WHAT THIS TASK INVOLVES: Gather, from the data below, each line in which the word "symptoms" occurs.

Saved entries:
......

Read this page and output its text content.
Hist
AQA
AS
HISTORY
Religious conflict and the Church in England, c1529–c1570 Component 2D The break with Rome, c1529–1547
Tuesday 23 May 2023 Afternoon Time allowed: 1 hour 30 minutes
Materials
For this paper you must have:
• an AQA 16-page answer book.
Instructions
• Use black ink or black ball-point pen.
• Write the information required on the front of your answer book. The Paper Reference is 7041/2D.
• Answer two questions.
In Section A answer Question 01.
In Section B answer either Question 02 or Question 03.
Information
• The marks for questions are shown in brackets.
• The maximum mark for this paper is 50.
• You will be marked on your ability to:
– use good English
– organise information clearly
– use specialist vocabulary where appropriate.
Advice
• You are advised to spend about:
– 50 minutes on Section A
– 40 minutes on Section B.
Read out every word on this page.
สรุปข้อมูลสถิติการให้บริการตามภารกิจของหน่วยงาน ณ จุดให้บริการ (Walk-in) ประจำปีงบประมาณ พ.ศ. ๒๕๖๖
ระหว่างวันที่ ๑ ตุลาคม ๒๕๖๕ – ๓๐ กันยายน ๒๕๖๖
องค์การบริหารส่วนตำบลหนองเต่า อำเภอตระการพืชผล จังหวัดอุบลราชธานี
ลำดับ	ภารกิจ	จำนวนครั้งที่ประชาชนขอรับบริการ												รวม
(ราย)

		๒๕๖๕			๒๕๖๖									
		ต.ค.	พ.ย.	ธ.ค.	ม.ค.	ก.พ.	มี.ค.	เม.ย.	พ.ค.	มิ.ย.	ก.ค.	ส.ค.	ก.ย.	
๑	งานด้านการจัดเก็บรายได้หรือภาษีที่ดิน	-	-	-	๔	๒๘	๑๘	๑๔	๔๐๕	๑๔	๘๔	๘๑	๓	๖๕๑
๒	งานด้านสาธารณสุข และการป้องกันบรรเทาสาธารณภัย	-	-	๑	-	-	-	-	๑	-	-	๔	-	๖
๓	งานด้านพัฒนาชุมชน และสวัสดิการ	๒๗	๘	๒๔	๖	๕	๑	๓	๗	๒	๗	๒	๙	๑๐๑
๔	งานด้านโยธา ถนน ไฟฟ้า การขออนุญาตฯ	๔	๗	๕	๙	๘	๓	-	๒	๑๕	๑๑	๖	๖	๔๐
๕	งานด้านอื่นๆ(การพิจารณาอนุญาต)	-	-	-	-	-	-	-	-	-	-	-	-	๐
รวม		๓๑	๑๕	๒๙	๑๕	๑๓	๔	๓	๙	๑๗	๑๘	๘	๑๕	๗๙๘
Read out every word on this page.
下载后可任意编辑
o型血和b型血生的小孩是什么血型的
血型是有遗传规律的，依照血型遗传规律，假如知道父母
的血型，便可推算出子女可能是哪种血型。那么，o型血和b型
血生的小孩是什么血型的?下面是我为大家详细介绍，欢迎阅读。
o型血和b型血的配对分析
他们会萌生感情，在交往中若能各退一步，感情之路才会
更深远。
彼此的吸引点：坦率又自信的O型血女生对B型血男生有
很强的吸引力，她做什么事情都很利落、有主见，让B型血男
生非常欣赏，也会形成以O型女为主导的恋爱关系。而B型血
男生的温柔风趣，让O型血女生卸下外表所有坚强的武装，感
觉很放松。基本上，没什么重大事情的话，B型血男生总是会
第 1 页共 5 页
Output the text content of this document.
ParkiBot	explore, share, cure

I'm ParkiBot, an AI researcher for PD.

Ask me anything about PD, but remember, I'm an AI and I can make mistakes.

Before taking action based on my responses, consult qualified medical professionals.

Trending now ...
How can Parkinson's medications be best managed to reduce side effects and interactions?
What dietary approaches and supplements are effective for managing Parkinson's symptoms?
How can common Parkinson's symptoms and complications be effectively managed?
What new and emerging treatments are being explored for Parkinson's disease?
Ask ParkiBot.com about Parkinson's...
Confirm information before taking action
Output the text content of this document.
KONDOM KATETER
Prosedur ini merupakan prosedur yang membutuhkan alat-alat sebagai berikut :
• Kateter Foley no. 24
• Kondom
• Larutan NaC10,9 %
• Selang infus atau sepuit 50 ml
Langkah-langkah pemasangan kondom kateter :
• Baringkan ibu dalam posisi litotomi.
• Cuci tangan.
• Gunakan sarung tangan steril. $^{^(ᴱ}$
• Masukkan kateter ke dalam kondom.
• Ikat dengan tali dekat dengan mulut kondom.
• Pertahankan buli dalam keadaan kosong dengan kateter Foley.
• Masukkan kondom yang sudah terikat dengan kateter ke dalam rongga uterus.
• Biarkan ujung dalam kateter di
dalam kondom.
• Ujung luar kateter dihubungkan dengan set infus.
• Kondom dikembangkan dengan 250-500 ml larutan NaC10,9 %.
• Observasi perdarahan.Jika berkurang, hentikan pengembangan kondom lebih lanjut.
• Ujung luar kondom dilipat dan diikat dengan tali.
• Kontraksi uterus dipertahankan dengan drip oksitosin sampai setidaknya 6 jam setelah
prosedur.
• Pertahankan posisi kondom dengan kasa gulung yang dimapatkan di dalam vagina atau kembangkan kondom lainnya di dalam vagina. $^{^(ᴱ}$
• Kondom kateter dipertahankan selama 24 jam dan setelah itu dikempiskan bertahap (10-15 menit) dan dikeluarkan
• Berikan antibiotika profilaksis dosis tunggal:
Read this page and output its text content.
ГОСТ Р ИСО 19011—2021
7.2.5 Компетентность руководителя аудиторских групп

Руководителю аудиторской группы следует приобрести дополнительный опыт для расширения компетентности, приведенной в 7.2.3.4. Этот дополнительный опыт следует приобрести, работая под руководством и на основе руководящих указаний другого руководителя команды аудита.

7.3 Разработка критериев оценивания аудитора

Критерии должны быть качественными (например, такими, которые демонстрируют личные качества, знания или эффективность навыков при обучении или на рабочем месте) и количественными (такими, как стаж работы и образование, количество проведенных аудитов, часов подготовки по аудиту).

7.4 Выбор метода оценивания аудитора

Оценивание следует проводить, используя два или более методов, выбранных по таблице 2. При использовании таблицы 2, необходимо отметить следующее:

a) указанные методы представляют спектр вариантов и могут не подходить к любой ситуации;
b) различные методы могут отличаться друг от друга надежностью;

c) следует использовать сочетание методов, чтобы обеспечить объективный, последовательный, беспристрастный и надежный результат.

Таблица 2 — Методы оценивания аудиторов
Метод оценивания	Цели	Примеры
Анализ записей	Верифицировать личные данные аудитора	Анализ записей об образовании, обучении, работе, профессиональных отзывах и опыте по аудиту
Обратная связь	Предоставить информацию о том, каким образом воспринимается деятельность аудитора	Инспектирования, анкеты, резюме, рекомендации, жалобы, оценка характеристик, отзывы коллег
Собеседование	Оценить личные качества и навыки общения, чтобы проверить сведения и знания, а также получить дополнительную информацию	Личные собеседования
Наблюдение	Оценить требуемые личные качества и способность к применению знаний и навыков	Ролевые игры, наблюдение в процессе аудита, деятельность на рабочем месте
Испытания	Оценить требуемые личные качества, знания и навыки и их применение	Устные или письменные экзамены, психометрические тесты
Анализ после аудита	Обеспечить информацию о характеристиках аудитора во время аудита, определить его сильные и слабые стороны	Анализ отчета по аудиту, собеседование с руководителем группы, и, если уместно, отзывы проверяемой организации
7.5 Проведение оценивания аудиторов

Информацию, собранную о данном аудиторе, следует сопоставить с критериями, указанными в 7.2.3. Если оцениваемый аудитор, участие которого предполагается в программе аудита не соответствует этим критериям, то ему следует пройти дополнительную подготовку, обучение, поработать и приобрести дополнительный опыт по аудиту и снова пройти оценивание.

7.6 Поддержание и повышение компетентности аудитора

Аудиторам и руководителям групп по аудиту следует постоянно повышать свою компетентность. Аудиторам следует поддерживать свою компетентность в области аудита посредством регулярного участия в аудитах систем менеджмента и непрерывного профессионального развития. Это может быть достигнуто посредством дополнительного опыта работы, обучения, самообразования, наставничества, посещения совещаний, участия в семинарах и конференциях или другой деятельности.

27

......

EXPECTED ANSWER:
What dietary approaches and supplements are effective for managing Parkinson's symptoms?
How can common Parkinson's symptoms and complications be effectively managed?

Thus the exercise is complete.